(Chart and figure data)
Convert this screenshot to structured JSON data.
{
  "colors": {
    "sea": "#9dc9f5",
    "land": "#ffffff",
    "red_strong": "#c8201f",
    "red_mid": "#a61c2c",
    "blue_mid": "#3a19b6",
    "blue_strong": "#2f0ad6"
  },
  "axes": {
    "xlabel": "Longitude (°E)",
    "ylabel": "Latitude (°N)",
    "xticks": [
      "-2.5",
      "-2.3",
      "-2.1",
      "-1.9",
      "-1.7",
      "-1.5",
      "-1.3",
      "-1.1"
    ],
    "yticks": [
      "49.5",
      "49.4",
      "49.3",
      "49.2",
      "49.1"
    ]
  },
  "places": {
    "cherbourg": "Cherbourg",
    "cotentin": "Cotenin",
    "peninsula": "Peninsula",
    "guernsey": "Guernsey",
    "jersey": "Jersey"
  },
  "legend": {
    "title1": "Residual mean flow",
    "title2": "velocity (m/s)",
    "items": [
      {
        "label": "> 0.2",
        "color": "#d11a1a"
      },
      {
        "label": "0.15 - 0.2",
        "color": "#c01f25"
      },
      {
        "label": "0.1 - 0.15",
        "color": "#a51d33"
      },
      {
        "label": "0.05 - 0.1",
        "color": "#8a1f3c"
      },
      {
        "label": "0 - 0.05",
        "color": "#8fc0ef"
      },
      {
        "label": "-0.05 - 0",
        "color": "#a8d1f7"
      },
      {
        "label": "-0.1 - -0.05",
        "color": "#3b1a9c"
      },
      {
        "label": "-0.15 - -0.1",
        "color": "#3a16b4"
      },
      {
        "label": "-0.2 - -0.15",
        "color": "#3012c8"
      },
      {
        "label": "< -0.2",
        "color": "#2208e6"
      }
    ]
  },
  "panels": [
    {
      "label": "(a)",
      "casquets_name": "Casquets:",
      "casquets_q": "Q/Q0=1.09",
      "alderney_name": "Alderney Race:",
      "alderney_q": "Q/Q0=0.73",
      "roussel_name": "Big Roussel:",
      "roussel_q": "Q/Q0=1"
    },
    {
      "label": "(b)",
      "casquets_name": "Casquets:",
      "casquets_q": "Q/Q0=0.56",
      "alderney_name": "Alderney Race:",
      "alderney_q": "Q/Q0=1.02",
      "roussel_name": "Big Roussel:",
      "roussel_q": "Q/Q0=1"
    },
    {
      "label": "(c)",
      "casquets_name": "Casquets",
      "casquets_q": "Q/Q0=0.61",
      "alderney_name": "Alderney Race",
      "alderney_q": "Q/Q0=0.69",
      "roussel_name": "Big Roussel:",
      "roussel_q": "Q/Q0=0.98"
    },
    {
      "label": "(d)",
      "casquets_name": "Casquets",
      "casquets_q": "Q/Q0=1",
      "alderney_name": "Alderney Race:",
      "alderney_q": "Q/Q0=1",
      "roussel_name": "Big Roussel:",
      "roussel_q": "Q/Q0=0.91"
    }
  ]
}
...
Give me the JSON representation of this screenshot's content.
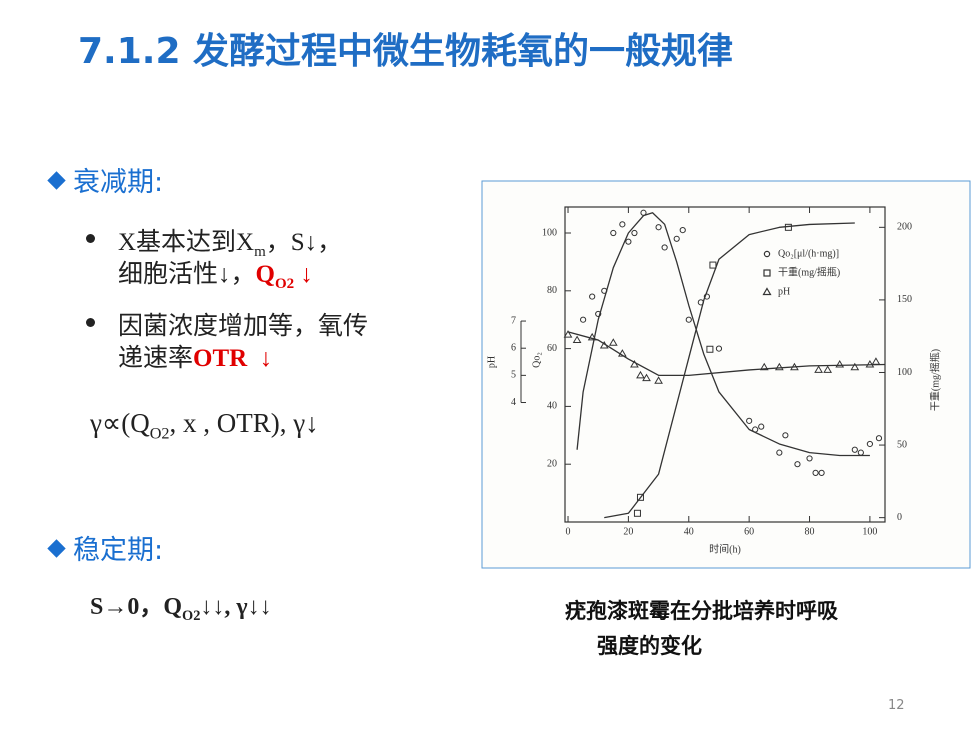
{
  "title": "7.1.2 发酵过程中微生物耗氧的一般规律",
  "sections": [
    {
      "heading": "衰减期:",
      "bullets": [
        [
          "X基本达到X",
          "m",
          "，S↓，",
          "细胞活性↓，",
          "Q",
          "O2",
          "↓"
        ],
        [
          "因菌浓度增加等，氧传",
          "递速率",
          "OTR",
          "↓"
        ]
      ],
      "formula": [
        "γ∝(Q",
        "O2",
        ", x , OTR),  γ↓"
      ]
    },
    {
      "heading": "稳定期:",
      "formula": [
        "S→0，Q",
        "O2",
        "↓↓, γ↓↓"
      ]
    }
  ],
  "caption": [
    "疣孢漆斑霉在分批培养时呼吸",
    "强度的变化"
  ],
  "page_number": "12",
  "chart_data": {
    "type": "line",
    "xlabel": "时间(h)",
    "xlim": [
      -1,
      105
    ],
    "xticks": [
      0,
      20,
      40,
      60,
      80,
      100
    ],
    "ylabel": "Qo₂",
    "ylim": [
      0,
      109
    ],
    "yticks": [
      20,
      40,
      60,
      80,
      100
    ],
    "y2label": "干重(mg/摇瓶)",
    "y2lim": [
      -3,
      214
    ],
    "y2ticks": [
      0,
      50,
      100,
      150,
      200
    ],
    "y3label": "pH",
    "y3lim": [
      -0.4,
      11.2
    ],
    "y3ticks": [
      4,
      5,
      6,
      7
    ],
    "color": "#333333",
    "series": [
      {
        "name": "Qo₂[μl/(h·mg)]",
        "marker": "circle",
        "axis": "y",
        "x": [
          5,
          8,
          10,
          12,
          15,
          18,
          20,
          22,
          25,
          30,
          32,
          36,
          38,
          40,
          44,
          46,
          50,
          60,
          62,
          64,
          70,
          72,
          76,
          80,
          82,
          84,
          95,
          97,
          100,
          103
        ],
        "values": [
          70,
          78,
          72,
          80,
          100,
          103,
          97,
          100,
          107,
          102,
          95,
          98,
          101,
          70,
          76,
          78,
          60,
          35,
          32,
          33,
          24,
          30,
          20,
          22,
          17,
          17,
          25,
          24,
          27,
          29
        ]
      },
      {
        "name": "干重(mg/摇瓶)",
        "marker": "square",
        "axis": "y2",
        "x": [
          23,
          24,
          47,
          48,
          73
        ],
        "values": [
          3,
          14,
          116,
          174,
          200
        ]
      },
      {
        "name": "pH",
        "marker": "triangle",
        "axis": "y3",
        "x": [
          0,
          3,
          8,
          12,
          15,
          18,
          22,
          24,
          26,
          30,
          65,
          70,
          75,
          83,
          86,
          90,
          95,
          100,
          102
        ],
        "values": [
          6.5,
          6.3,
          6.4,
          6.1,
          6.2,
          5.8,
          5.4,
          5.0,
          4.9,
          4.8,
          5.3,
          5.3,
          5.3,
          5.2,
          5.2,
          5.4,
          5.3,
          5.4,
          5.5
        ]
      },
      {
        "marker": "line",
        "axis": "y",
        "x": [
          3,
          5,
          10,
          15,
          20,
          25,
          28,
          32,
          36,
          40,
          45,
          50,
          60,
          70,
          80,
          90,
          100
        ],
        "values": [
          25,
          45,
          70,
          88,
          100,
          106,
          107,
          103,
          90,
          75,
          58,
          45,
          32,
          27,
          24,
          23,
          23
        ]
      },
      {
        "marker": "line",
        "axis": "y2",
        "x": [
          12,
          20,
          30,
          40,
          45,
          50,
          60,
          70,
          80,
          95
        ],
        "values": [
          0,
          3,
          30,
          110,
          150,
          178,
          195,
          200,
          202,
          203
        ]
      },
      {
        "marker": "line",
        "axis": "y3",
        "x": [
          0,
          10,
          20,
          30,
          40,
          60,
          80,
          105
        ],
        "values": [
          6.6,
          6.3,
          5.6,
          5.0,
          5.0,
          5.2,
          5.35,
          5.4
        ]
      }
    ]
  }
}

## Instruction
Scan the lines for the string "this". Pick out every line that has it.

## Correct output
Convert this screenshot to structured JSON data.
Give me the JSON representation of this screenshot's content.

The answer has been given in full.